### The request
Restate the whole listing word for word. Pictures are left out.

(Collected data)
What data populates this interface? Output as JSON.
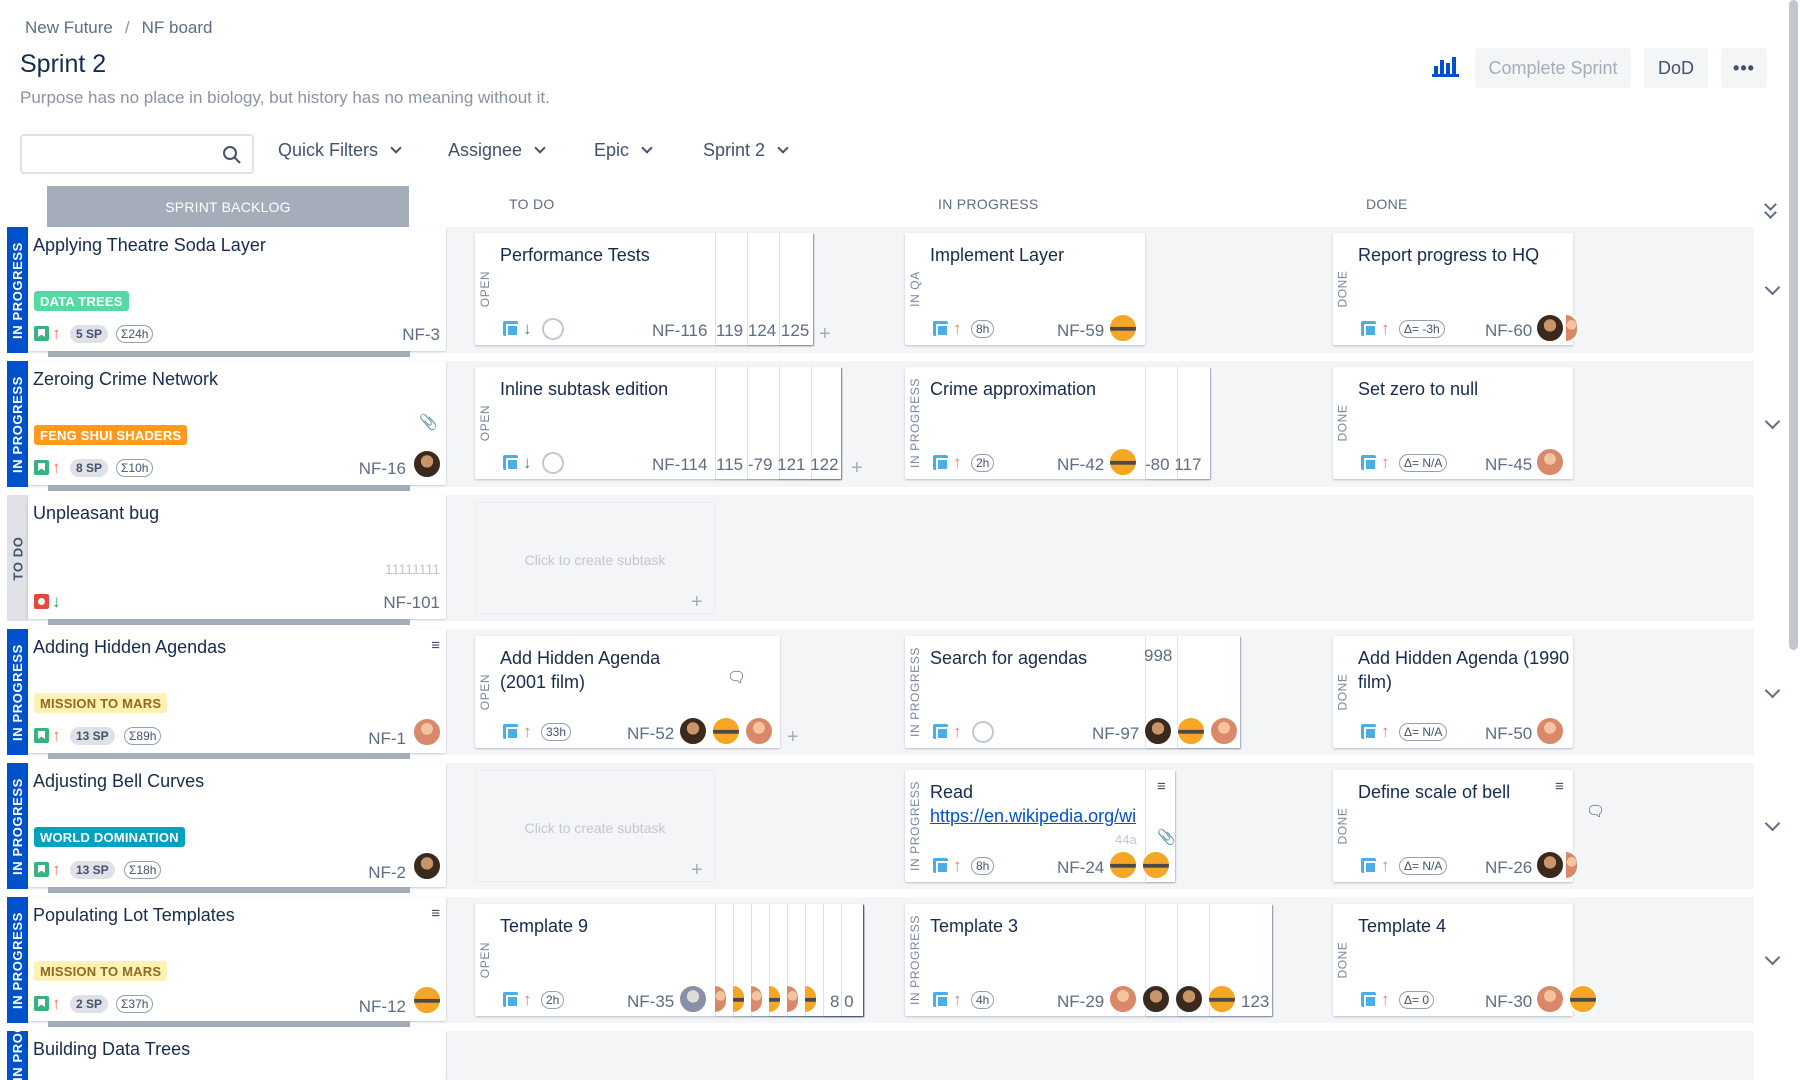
{
  "breadcrumb": {
    "project": "New Future",
    "separator": "/",
    "board": "NF board"
  },
  "header": {
    "title": "Sprint 2",
    "subtitle": "Purpose has no place in biology, but history has no meaning without it.",
    "complete_sprint": "Complete Sprint",
    "dod": "DoD",
    "more": "•••"
  },
  "filters": {
    "search_placeholder": "",
    "quick_filters": "Quick Filters",
    "assignee": "Assignee",
    "epic": "Epic",
    "sprint": "Sprint 2"
  },
  "columns": {
    "backlog": "SPRINT BACKLOG",
    "todo": "TO DO",
    "in_progress": "IN PROGRESS",
    "done": "DONE"
  },
  "lanes": [
    {
      "status": "IN PROGRESS",
      "story": {
        "title": "Applying Theatre Soda Layer",
        "epic": "DATA TREES",
        "sp": "5 SP",
        "est": "Σ24h",
        "key": "NF-3"
      },
      "todo": {
        "status": "OPEN",
        "title": "Performance Tests",
        "key": "NF-116",
        "stack": "119 124 125"
      },
      "progress": {
        "status": "IN QA",
        "title": "Implement Layer",
        "est": "8h",
        "key": "NF-59"
      },
      "done": {
        "status": "DONE",
        "title": "Report progress to HQ",
        "est": "Δ= -3h",
        "key": "NF-60"
      }
    },
    {
      "status": "IN PROGRESS",
      "story": {
        "title": "Zeroing Crime Network",
        "epic": "FENG SHUI SHADERS",
        "sp": "8 SP",
        "est": "Σ10h",
        "key": "NF-16"
      },
      "todo": {
        "status": "OPEN",
        "title": "Inline subtask edition",
        "key": "NF-114",
        "stack": "115 -79 121 122"
      },
      "progress": {
        "status": "IN PROGRESS",
        "title": "Crime approximation",
        "est": "2h",
        "key": "NF-42",
        "stack": "-80 117"
      },
      "done": {
        "status": "DONE",
        "title": "Set zero to null",
        "est": "Δ= N/A",
        "key": "NF-45"
      }
    },
    {
      "status": "TO DO",
      "story": {
        "title": "Unpleasant bug",
        "extra": "11111111",
        "key": "NF-101"
      },
      "todo": {
        "placeholder": "Click to create subtask"
      }
    },
    {
      "status": "IN PROGRESS",
      "story": {
        "title": "Adding Hidden Agendas",
        "epic": "MISSION TO MARS",
        "sp": "13 SP",
        "est": "Σ89h",
        "key": "NF-1"
      },
      "todo": {
        "status": "OPEN",
        "title": "Add Hidden Agenda (2001 film)",
        "est": "33h",
        "key": "NF-52"
      },
      "progress": {
        "status": "IN PROGRESS",
        "title": "Search for agendas",
        "key": "NF-97",
        "stack": "998"
      },
      "done": {
        "status": "DONE",
        "title": "Add Hidden Agenda (1990 film)",
        "est": "Δ= N/A",
        "key": "NF-50"
      }
    },
    {
      "status": "IN PROGRESS",
      "story": {
        "title": "Adjusting Bell Curves",
        "epic": "WORLD DOMINATION",
        "sp": "13 SP",
        "est": "Σ18h",
        "key": "NF-2"
      },
      "todo": {
        "placeholder": "Click to create subtask"
      },
      "progress": {
        "status": "IN PROGRESS",
        "title": "Read",
        "link": "https://en.wikipedia.org/wi",
        "extra": "44a",
        "est": "8h",
        "key": "NF-24"
      },
      "done": {
        "status": "DONE",
        "title": "Define scale of bell",
        "est": "Δ= N/A",
        "key": "NF-26"
      }
    },
    {
      "status": "IN PROGRESS",
      "story": {
        "title": "Populating Lot Templates",
        "epic": "MISSION TO MARS",
        "sp": "2 SP",
        "est": "Σ37h",
        "key": "NF-12"
      },
      "todo": {
        "status": "OPEN",
        "title": "Template 9",
        "est": "2h",
        "key": "NF-35",
        "stack": "8 0"
      },
      "progress": {
        "status": "IN PROGRESS",
        "title": "Template 3",
        "est": "4h",
        "key": "NF-29",
        "stack": "123"
      },
      "done": {
        "status": "DONE",
        "title": "Template 4",
        "est": "Δ= 0",
        "key": "NF-30"
      }
    },
    {
      "status": "IN PROGRESS",
      "story": {
        "title": "Building Data Trees"
      }
    }
  ],
  "colors": {
    "epic_data_trees": "#57d9a3",
    "epic_feng_shui": "#ff991f",
    "epic_mission": "#fff0b3",
    "epic_world": "#00a3bf",
    "accent": "#0052cc"
  }
}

### Solution to the exercise
What data populates this interface? Output as JSON.
{
  "breadcrumb": {
    "project": "New Future",
    "separator": "/",
    "board": "NF board"
  },
  "header": {
    "title": "Sprint 2",
    "subtitle": "Purpose has no place in biology, but history has no meaning without it.",
    "complete_sprint": "Complete Sprint",
    "dod": "DoD",
    "more": "•••"
  },
  "filters": {
    "search_placeholder": "",
    "quick_filters": "Quick Filters",
    "assignee": "Assignee",
    "epic": "Epic",
    "sprint": "Sprint 2"
  },
  "columns": {
    "backlog": "SPRINT BACKLOG",
    "todo": "TO DO",
    "in_progress": "IN PROGRESS",
    "done": "DONE"
  },
  "lanes": [
    {
      "status": "IN PROGRESS",
      "story": {
        "title": "Applying Theatre Soda Layer",
        "epic": "DATA TREES",
        "sp": "5 SP",
        "est": "Σ24h",
        "key": "NF-3"
      },
      "todo": {
        "status": "OPEN",
        "title": "Performance Tests",
        "key": "NF-116",
        "stack": "119 124 125"
      },
      "progress": {
        "status": "IN QA",
        "title": "Implement Layer",
        "est": "8h",
        "key": "NF-59"
      },
      "done": {
        "status": "DONE",
        "title": "Report progress to HQ",
        "est": "Δ= -3h",
        "key": "NF-60"
      }
    },
    {
      "status": "IN PROGRESS",
      "story": {
        "title": "Zeroing Crime Network",
        "epic": "FENG SHUI SHADERS",
        "sp": "8 SP",
        "est": "Σ10h",
        "key": "NF-16"
      },
      "todo": {
        "status": "OPEN",
        "title": "Inline subtask edition",
        "key": "NF-114",
        "stack": "115 -79 121 122"
      },
      "progress": {
        "status": "IN PROGRESS",
        "title": "Crime approximation",
        "est": "2h",
        "key": "NF-42",
        "stack": "-80 117"
      },
      "done": {
        "status": "DONE",
        "title": "Set zero to null",
        "est": "Δ= N/A",
        "key": "NF-45"
      }
    },
    {
      "status": "TO DO",
      "story": {
        "title": "Unpleasant bug",
        "extra": "11111111",
        "key": "NF-101"
      },
      "todo": {
        "placeholder": "Click to create subtask"
      }
    },
    {
      "status": "IN PROGRESS",
      "story": {
        "title": "Adding Hidden Agendas",
        "epic": "MISSION TO MARS",
        "sp": "13 SP",
        "est": "Σ89h",
        "key": "NF-1"
      },
      "todo": {
        "status": "OPEN",
        "title": "Add Hidden Agenda (2001 film)",
        "est": "33h",
        "key": "NF-52"
      },
      "progress": {
        "status": "IN PROGRESS",
        "title": "Search for agendas",
        "key": "NF-97",
        "stack": "998"
      },
      "done": {
        "status": "DONE",
        "title": "Add Hidden Agenda (1990 film)",
        "est": "Δ= N/A",
        "key": "NF-50"
      }
    },
    {
      "status": "IN PROGRESS",
      "story": {
        "title": "Adjusting Bell Curves",
        "epic": "WORLD DOMINATION",
        "sp": "13 SP",
        "est": "Σ18h",
        "key": "NF-2"
      },
      "todo": {
        "placeholder": "Click to create subtask"
      },
      "progress": {
        "status": "IN PROGRESS",
        "title": "Read",
        "link": "https://en.wikipedia.org/wi",
        "extra": "44a",
        "est": "8h",
        "key": "NF-24"
      },
      "done": {
        "status": "DONE",
        "title": "Define scale of bell",
        "est": "Δ= N/A",
        "key": "NF-26"
      }
    },
    {
      "status": "IN PROGRESS",
      "story": {
        "title": "Populating Lot Templates",
        "epic": "MISSION TO MARS",
        "sp": "2 SP",
        "est": "Σ37h",
        "key": "NF-12"
      },
      "todo": {
        "status": "OPEN",
        "title": "Template 9",
        "est": "2h",
        "key": "NF-35",
        "stack": "8 0"
      },
      "progress": {
        "status": "IN PROGRESS",
        "title": "Template 3",
        "est": "4h",
        "key": "NF-29",
        "stack": "123"
      },
      "done": {
        "status": "DONE",
        "title": "Template 4",
        "est": "Δ= 0",
        "key": "NF-30"
      }
    },
    {
      "status": "IN PROGRESS",
      "story": {
        "title": "Building Data Trees"
      }
    }
  ],
  "colors": {
    "epic_data_trees": "#57d9a3",
    "epic_feng_shui": "#ff991f",
    "epic_mission": "#fff0b3",
    "epic_world": "#00a3bf",
    "accent": "#0052cc"
  }
}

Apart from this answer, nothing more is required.